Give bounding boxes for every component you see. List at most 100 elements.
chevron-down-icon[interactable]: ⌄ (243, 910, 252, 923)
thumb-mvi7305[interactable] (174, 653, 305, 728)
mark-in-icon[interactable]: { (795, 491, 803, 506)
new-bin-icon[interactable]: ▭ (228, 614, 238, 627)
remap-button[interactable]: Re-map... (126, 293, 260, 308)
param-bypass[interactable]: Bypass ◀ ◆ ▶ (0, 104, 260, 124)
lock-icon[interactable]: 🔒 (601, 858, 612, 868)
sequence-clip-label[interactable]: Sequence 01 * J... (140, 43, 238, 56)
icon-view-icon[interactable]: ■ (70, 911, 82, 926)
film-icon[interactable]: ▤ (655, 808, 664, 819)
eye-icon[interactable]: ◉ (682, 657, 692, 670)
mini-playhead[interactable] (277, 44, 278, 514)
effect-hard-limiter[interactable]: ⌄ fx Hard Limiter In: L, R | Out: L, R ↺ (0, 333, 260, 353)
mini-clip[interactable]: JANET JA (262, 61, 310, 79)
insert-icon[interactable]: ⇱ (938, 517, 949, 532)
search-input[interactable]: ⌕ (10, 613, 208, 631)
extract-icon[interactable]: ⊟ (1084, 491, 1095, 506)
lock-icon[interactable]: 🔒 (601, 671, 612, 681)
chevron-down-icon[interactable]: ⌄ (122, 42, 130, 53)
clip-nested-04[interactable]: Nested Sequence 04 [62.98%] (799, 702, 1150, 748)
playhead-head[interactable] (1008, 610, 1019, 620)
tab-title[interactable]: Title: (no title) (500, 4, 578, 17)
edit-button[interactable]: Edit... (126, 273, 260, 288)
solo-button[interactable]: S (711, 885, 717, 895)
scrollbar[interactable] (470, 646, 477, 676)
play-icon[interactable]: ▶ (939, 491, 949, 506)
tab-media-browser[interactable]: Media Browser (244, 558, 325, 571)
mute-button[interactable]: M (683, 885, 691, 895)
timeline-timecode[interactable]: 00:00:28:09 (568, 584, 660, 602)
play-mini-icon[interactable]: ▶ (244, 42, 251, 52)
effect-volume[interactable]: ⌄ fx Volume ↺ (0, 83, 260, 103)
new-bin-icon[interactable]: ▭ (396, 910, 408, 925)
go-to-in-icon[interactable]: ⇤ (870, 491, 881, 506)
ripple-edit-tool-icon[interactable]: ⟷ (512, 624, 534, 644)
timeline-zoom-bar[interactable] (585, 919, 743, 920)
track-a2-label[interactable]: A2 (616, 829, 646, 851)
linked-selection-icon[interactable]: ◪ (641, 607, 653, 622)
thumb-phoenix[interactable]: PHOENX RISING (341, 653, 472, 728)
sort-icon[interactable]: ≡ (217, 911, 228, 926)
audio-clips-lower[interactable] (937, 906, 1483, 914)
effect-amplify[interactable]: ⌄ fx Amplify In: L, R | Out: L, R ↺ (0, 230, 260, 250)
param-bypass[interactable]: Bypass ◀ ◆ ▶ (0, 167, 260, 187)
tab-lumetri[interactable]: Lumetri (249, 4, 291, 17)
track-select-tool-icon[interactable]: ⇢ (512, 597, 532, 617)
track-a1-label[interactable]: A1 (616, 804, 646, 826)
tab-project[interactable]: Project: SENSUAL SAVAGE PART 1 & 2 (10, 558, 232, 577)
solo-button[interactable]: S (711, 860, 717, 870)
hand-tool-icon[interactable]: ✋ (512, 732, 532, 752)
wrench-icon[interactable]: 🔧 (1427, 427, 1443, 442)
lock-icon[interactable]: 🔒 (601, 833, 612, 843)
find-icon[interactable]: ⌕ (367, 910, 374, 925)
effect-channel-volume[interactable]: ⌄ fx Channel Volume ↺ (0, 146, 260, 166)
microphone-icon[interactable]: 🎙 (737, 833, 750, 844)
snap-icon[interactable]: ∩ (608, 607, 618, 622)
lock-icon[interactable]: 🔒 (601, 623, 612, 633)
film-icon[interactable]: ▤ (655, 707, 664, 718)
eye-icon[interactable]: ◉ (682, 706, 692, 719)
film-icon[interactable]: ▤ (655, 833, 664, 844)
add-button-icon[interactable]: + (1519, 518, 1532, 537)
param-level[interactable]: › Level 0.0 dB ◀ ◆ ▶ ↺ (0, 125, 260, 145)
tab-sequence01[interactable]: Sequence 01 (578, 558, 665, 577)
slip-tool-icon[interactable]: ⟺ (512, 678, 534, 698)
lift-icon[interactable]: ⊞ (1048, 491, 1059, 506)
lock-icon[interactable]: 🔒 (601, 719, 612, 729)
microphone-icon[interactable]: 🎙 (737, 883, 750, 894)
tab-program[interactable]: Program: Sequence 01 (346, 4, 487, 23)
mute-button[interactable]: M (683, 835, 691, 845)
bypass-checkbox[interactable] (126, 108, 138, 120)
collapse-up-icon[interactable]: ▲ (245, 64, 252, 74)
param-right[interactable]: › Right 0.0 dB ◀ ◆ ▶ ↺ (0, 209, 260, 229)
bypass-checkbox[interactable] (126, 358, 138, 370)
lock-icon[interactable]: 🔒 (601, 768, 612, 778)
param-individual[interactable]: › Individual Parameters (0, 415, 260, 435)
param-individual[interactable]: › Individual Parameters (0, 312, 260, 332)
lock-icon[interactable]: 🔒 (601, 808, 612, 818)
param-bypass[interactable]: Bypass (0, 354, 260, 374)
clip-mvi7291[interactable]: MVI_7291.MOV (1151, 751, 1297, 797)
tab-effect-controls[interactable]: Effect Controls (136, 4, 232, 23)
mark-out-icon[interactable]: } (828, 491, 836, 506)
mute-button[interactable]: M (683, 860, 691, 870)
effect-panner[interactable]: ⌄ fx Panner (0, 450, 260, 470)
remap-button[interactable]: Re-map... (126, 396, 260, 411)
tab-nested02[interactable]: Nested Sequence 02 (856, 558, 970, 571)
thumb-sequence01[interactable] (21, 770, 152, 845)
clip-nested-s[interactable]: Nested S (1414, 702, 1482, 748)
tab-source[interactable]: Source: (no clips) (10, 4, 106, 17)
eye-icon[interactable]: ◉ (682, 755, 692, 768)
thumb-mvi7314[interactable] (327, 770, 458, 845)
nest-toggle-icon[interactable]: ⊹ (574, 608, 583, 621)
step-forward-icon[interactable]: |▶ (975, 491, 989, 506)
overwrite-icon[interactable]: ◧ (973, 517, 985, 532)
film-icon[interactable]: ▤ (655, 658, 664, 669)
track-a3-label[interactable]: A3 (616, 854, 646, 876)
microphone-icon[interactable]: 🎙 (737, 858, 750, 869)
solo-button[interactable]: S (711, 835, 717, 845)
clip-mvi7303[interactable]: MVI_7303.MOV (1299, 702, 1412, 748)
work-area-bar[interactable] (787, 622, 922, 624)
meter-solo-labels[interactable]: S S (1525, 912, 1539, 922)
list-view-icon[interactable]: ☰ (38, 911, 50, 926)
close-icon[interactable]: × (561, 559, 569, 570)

▶ [Exercise] Give the records as a numbered list with blank lines omitted. Begin at the first line of the records and stop after the line that contains "scrollbar[interactable] (470, 646, 477, 676)", including that line.

▶ [Output of the task]
1. Give bounding boxes for every component you see. List at most 100 elements.
2. chevron-down-icon[interactable]: ⌄ (243, 910, 252, 923)
3. thumb-mvi7305[interactable] (174, 653, 305, 728)
4. mark-in-icon[interactable]: { (795, 491, 803, 506)
5. new-bin-icon[interactable]: ▭ (228, 614, 238, 627)
6. remap-button[interactable]: Re-map... (126, 293, 260, 308)
7. param-bypass[interactable]: Bypass ◀ ◆ ▶ (0, 104, 260, 124)
8. lock-icon[interactable]: 🔒 (601, 858, 612, 868)
9. sequence-clip-label[interactable]: Sequence 01 * J... (140, 43, 238, 56)
10. icon-view-icon[interactable]: ■ (70, 911, 82, 926)
11. film-icon[interactable]: ▤ (655, 808, 664, 819)
12. eye-icon[interactable]: ◉ (682, 657, 692, 670)
13. mini-playhead[interactable] (277, 44, 278, 514)
14. effect-hard-limiter[interactable]: ⌄ fx Hard Limiter In: L, R | Out: L, R ↺ (0, 333, 260, 353)
15. mini-clip[interactable]: JANET JA (262, 61, 310, 79)
16. insert-icon[interactable]: ⇱ (938, 517, 949, 532)
17. search-input[interactable]: ⌕ (10, 613, 208, 631)
18. extract-icon[interactable]: ⊟ (1084, 491, 1095, 506)
19. lock-icon[interactable]: 🔒 (601, 671, 612, 681)
20. chevron-down-icon[interactable]: ⌄ (122, 42, 130, 53)
21. clip-nested-04[interactable]: Nested Sequence 04 [62.98%] (799, 702, 1150, 748)
22. playhead-head[interactable] (1008, 610, 1019, 620)
23. tab-title[interactable]: Title: (no title) (500, 4, 578, 17)
24. edit-button[interactable]: Edit... (126, 273, 260, 288)
25. solo-button[interactable]: S (711, 885, 717, 895)
26. scrollbar[interactable] (470, 646, 477, 676)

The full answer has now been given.